• ROWS
#####
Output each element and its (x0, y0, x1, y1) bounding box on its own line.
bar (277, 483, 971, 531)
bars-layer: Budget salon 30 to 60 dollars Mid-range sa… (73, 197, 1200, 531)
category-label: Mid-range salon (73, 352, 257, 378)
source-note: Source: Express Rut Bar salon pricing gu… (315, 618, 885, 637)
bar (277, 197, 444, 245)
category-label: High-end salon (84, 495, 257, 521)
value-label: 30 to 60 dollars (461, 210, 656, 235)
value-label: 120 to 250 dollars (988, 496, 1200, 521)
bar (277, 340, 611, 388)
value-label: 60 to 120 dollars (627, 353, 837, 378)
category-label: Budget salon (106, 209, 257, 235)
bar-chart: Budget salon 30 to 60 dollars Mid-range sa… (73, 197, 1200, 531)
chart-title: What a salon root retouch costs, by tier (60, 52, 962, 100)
#####
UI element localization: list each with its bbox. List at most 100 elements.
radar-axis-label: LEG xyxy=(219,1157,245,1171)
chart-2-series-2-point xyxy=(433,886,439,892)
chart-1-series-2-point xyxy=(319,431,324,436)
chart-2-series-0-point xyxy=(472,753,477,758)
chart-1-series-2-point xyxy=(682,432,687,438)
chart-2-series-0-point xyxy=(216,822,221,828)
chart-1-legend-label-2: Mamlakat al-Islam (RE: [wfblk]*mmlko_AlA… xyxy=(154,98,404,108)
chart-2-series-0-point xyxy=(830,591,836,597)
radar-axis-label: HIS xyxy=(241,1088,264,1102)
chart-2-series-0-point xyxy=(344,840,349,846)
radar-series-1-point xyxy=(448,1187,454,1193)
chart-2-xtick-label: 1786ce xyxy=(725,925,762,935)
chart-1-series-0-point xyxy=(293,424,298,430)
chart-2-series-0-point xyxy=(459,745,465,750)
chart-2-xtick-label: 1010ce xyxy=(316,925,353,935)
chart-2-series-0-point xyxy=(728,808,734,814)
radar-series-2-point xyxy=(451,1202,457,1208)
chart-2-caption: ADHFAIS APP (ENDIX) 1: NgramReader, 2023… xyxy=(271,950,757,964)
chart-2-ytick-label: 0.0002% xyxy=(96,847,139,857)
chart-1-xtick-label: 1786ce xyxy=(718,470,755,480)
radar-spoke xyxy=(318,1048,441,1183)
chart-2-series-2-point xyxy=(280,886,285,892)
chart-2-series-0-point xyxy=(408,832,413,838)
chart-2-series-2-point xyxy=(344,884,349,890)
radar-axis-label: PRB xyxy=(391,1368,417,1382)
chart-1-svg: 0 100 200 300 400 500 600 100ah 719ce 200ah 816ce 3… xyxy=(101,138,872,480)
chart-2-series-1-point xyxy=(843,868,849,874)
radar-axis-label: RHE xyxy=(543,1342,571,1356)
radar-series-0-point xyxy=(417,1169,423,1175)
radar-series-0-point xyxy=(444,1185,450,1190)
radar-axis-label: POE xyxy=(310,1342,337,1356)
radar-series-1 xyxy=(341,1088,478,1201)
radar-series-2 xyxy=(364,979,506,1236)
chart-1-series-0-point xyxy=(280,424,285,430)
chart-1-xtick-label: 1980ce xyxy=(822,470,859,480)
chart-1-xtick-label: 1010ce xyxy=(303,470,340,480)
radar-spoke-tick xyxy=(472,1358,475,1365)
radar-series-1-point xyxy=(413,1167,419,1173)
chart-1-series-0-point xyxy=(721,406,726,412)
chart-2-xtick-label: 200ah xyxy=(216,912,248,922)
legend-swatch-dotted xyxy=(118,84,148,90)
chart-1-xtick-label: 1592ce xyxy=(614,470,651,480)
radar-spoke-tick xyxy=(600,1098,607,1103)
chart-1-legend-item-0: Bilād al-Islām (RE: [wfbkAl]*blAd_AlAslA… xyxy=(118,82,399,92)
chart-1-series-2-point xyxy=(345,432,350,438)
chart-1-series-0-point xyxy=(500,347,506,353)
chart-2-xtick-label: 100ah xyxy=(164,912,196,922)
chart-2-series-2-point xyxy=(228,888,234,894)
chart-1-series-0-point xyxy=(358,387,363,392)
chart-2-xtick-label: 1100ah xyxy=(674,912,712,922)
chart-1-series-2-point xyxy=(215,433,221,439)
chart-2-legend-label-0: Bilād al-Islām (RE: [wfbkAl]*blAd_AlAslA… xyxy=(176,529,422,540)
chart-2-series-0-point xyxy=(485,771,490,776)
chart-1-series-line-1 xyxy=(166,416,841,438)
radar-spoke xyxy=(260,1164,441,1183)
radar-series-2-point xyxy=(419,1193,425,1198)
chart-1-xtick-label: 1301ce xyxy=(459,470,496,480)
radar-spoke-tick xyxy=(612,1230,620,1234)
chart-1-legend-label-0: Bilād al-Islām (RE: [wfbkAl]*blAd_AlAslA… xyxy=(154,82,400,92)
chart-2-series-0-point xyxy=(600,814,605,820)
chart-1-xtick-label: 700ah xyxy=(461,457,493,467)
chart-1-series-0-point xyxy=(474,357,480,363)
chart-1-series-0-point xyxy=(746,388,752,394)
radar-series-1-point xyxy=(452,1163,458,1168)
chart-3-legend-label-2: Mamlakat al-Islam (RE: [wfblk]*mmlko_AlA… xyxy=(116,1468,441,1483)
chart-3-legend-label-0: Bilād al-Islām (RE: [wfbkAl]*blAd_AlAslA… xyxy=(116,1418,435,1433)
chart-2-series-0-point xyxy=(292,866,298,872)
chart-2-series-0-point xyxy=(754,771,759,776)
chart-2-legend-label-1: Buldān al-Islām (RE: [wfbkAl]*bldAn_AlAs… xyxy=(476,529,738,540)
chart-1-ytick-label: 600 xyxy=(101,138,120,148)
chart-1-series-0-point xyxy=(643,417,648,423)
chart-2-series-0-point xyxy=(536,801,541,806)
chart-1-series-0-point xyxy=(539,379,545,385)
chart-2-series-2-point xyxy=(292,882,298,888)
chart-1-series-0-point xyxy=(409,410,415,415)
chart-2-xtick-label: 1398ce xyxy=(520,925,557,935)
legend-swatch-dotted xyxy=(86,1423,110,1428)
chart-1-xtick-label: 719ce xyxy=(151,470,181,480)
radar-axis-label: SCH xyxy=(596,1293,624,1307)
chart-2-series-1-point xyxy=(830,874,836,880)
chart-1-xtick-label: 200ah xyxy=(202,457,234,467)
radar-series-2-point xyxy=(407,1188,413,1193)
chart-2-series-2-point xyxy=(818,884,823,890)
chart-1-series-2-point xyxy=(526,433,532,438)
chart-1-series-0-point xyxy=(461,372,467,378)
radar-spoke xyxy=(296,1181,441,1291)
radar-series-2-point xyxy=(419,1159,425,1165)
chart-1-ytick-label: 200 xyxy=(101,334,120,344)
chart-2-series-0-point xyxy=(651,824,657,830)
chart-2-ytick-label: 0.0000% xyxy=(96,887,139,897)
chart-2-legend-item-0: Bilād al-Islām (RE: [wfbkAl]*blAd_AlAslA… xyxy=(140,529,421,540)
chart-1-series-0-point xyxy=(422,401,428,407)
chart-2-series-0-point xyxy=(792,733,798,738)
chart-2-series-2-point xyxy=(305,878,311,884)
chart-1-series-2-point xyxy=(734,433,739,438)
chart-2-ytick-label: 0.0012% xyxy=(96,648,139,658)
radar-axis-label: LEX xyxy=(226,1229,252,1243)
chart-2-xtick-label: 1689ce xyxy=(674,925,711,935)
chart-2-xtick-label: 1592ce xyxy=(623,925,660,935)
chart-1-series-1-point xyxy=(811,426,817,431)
#####
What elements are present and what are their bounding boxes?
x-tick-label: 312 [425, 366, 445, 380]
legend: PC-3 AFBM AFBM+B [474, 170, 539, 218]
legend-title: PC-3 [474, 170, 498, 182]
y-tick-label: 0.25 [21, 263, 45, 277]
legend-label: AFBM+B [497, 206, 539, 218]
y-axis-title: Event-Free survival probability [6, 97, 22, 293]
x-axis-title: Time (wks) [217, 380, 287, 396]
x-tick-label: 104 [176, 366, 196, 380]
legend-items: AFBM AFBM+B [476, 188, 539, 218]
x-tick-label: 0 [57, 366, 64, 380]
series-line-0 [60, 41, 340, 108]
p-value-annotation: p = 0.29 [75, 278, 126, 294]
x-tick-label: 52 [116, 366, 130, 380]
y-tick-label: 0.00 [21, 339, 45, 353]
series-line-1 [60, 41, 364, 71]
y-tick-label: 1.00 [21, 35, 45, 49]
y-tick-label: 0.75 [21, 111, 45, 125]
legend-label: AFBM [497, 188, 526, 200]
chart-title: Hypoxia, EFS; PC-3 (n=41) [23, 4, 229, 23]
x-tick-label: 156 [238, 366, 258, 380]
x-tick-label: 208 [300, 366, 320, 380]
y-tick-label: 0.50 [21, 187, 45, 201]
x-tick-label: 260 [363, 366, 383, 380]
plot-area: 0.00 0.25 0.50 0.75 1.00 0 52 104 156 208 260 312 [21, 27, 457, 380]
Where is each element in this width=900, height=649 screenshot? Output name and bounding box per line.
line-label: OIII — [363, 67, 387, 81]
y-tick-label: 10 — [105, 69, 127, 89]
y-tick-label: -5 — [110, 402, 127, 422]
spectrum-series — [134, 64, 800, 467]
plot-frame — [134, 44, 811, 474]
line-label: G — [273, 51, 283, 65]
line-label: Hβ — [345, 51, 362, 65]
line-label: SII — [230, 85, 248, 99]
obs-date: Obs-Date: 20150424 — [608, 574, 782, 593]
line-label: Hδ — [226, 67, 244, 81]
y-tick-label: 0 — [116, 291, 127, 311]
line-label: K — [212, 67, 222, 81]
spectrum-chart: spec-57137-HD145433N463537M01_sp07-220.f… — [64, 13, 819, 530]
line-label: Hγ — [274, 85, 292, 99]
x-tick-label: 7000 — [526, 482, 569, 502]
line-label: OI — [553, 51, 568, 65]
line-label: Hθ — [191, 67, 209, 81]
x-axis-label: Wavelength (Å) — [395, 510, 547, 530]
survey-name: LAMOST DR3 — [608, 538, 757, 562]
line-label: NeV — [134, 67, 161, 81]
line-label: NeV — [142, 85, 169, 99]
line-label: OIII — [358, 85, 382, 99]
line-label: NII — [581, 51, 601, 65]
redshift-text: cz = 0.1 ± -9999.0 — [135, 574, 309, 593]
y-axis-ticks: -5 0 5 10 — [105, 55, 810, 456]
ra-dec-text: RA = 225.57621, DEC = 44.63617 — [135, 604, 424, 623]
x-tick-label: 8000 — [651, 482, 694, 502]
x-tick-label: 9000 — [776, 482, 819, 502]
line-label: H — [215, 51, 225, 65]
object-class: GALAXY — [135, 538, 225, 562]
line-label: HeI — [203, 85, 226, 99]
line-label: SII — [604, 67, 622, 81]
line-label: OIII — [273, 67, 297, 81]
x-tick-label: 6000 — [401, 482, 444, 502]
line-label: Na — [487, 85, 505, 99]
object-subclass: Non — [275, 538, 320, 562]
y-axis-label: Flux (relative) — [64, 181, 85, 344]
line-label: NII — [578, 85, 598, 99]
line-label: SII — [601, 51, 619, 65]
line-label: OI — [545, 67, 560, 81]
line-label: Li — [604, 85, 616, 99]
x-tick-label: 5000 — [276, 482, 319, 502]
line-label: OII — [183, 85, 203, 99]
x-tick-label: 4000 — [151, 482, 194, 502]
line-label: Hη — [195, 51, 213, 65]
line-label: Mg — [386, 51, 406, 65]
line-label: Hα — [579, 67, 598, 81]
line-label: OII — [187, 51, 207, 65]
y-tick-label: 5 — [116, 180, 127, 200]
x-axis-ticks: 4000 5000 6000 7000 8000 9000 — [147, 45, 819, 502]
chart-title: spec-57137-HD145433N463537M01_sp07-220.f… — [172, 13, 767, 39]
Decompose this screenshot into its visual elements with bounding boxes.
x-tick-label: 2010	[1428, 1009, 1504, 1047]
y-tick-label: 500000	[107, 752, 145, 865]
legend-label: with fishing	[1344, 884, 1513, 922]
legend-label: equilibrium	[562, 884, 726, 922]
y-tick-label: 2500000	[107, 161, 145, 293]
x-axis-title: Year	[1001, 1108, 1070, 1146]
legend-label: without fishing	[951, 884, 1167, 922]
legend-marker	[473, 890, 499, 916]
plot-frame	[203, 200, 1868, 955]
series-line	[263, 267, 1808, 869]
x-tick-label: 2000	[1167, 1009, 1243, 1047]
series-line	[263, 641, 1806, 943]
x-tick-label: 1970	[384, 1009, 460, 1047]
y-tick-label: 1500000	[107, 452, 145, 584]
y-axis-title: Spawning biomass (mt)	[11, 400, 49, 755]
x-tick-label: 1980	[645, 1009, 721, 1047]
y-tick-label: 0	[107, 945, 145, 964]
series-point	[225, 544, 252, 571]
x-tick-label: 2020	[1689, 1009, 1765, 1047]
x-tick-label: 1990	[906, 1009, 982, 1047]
#####
• EXERCISE
Switch "bounding boxes" to "bounding rectangles" in the records from the line with "What elements are" up to and including the line with "y-tick-label: 0.25 [21, 263, 45, 277]". Write out only those lines, with nothing else altered.

• SOLVED PROBLEM
What elements are present and what are their bounding rectangles?
x-tick-label: 312 [425, 366, 445, 380]
legend: PC-3 AFBM AFBM+B [474, 170, 539, 218]
legend-title: PC-3 [474, 170, 498, 182]
y-tick-label: 0.25 [21, 263, 45, 277]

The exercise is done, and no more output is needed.